Data records:
----
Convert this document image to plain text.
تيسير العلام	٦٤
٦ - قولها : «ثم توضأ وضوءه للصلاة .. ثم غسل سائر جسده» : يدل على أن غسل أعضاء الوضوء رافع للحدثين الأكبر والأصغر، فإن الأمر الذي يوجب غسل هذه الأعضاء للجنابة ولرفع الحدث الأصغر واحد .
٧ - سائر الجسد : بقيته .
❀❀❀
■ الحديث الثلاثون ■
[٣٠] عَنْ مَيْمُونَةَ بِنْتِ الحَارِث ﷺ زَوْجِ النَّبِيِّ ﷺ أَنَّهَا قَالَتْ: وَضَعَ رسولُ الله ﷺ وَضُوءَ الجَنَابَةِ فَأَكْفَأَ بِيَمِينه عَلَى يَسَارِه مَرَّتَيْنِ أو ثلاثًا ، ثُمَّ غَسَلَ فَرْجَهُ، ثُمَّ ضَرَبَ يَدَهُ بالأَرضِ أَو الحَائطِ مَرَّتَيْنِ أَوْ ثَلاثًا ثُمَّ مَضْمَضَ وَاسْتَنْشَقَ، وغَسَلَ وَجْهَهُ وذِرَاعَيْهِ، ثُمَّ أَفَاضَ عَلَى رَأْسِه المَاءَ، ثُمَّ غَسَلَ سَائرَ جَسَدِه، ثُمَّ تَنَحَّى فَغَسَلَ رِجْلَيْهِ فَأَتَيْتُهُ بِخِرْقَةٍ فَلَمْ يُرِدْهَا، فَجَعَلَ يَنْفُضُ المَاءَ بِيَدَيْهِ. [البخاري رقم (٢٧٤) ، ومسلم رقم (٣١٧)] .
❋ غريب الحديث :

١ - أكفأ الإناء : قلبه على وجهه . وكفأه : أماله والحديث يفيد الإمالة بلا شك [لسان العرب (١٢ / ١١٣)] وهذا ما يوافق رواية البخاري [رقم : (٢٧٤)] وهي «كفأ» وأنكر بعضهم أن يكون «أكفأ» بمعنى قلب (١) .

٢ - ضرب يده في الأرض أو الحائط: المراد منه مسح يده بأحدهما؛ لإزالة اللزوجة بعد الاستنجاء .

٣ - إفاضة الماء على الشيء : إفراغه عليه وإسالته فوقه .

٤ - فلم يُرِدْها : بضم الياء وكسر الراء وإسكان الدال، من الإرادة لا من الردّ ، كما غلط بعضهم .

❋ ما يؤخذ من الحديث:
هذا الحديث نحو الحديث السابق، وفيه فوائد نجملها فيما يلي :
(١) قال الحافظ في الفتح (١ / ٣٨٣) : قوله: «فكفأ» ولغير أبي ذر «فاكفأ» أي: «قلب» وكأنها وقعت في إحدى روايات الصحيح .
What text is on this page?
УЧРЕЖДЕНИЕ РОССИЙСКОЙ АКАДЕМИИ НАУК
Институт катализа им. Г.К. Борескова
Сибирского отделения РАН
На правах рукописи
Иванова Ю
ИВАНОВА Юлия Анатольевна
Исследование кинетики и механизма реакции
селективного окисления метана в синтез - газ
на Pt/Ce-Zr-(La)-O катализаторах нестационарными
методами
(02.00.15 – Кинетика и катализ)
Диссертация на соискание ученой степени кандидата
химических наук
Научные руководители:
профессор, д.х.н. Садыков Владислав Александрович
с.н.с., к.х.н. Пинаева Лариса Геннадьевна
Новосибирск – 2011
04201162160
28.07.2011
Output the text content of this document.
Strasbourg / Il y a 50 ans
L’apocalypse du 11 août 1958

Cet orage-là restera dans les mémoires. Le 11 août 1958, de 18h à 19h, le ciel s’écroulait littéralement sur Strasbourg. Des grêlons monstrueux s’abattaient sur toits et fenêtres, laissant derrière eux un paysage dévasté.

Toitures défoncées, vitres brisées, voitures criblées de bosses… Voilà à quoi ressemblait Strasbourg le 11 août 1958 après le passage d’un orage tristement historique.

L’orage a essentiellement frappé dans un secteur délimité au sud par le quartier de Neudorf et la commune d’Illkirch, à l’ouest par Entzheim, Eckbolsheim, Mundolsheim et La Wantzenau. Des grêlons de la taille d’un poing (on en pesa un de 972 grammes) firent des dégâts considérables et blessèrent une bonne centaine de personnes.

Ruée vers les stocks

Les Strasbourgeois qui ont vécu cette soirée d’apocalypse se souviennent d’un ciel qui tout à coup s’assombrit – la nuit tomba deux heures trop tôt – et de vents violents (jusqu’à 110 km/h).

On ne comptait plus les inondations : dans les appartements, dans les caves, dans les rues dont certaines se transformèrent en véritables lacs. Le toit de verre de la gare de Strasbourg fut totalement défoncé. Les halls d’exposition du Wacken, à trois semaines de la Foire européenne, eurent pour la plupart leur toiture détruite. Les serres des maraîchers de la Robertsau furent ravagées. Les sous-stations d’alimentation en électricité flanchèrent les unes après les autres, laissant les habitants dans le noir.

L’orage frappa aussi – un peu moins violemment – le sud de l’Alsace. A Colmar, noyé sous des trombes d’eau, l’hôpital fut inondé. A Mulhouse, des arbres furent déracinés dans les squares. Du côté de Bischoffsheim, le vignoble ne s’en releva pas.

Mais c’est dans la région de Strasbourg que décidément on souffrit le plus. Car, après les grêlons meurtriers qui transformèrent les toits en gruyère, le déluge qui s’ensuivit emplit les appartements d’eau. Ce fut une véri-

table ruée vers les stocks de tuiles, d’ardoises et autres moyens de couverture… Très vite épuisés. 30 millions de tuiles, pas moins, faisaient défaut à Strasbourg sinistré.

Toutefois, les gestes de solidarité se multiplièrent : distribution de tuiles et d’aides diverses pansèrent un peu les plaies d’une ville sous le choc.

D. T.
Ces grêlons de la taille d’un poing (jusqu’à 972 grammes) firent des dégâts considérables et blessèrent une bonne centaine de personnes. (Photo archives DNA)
----
### [Problem to work on]
From the records above, extract everything verbatim.

### [Full solution]
Convert this document image to plain text.
تيسير العلام	٦٤
٦ - قولها : «ثم توضأ وضوءه للصلاة .. ثم غسل سائر جسده» : يدل على أن غسل أعضاء الوضوء رافع للحدثين الأكبر والأصغر، فإن الأمر الذي يوجب غسل هذه الأعضاء للجنابة ولرفع الحدث الأصغر واحد .
٧ - سائر الجسد : بقيته .
❀❀❀
■ الحديث الثلاثون ■
[٣٠] عَنْ مَيْمُونَةَ بِنْتِ الحَارِث ﷺ زَوْجِ النَّبِيِّ ﷺ أَنَّهَا قَالَتْ: وَضَعَ رسولُ الله ﷺ وَضُوءَ الجَنَابَةِ فَأَكْفَأَ بِيَمِينه عَلَى يَسَارِه مَرَّتَيْنِ أو ثلاثًا ، ثُمَّ غَسَلَ فَرْجَهُ، ثُمَّ ضَرَبَ يَدَهُ بالأَرضِ أَو الحَائطِ مَرَّتَيْنِ أَوْ ثَلاثًا ثُمَّ مَضْمَضَ وَاسْتَنْشَقَ، وغَسَلَ وَجْهَهُ وذِرَاعَيْهِ، ثُمَّ أَفَاضَ عَلَى رَأْسِه المَاءَ، ثُمَّ غَسَلَ سَائرَ جَسَدِه، ثُمَّ تَنَحَّى فَغَسَلَ رِجْلَيْهِ فَأَتَيْتُهُ بِخِرْقَةٍ فَلَمْ يُرِدْهَا، فَجَعَلَ يَنْفُضُ المَاءَ بِيَدَيْهِ. [البخاري رقم (٢٧٤) ، ومسلم رقم (٣١٧)] .
❋ غريب الحديث :

١ - أكفأ الإناء : قلبه على وجهه . وكفأه : أماله والحديث يفيد الإمالة بلا شك [لسان العرب (١٢ / ١١٣)] وهذا ما يوافق رواية البخاري [رقم : (٢٧٤)] وهي «كفأ» وأنكر بعضهم أن يكون «أكفأ» بمعنى قلب (١) .

٢ - ضرب يده في الأرض أو الحائط: المراد منه مسح يده بأحدهما؛ لإزالة اللزوجة بعد الاستنجاء .

٣ - إفاضة الماء على الشيء : إفراغه عليه وإسالته فوقه .

٤ - فلم يُرِدْها : بضم الياء وكسر الراء وإسكان الدال، من الإرادة لا من الردّ ، كما غلط بعضهم .

❋ ما يؤخذ من الحديث:
هذا الحديث نحو الحديث السابق، وفيه فوائد نجملها فيما يلي :
(١) قال الحافظ في الفتح (١ / ٣٨٣) : قوله: «فكفأ» ولغير أبي ذر «فاكفأ» أي: «قلب» وكأنها وقعت في إحدى روايات الصحيح .
What text is on this page?
УЧРЕЖДЕНИЕ РОССИЙСКОЙ АКАДЕМИИ НАУК
Институт катализа им. Г.К. Борескова
Сибирского отделения РАН
На правах рукописи
Иванова Ю
ИВАНОВА Юлия Анатольевна
Исследование кинетики и механизма реакции
селективного окисления метана в синтез - газ
на Pt/Ce-Zr-(La)-O катализаторах нестационарными
методами
(02.00.15 – Кинетика и катализ)
Диссертация на соискание ученой степени кандидата
химических наук
Научные руководители:
профессор, д.х.н. Садыков Владислав Александрович
с.н.с., к.х.н. Пинаева Лариса Геннадьевна
Новосибирск – 2011
04201162160
28.07.2011
Output the text content of this document.
Strasbourg / Il y a 50 ans
L’apocalypse du 11 août 1958

Cet orage-là restera dans les mémoires. Le 11 août 1958, de 18h à 19h, le ciel s’écroulait littéralement sur Strasbourg. Des grêlons monstrueux s’abattaient sur toits et fenêtres, laissant derrière eux un paysage dévasté.

Toitures défoncées, vitres brisées, voitures criblées de bosses… Voilà à quoi ressemblait Strasbourg le 11 août 1958 après le passage d’un orage tristement historique.

L’orage a essentiellement frappé dans un secteur délimité au sud par le quartier de Neudorf et la commune d’Illkirch, à l’ouest par Entzheim, Eckbolsheim, Mundolsheim et La Wantzenau. Des grêlons de la taille d’un poing (on en pesa un de 972 grammes) firent des dégâts considérables et blessèrent une bonne centaine de personnes.

Ruée vers les stocks

Les Strasbourgeois qui ont vécu cette soirée d’apocalypse se souviennent d’un ciel qui tout à coup s’assombrit – la nuit tomba deux heures trop tôt – et de vents violents (jusqu’à 110 km/h).

On ne comptait plus les inondations : dans les appartements, dans les caves, dans les rues dont certaines se transformèrent en véritables lacs. Le toit de verre de la gare de Strasbourg fut totalement défoncé. Les halls d’exposition du Wacken, à trois semaines de la Foire européenne, eurent pour la plupart leur toiture détruite. Les serres des maraîchers de la Robertsau furent ravagées. Les sous-stations d’alimentation en électricité flanchèrent les unes après les autres, laissant les habitants dans le noir.

L’orage frappa aussi – un peu moins violemment – le sud de l’Alsace. A Colmar, noyé sous des trombes d’eau, l’hôpital fut inondé. A Mulhouse, des arbres furent déracinés dans les squares. Du côté de Bischoffsheim, le vignoble ne s’en releva pas.

Mais c’est dans la région de Strasbourg que décidément on souffrit le plus. Car, après les grêlons meurtriers qui transformèrent les toits en gruyère, le déluge qui s’ensuivit emplit les appartements d’eau. Ce fut une véri-

table ruée vers les stocks de tuiles, d’ardoises et autres moyens de couverture… Très vite épuisés. 30 millions de tuiles, pas moins, faisaient défaut à Strasbourg sinistré.

Toutefois, les gestes de solidarité se multiplièrent : distribution de tuiles et d’aides diverses pansèrent un peu les plaies d’une ville sous le choc.

D. T.
Ces grêlons de la taille d’un poing (jusqu’à 972 grammes) firent des dégâts considérables et blessèrent une bonne centaine de personnes. (Photo archives DNA)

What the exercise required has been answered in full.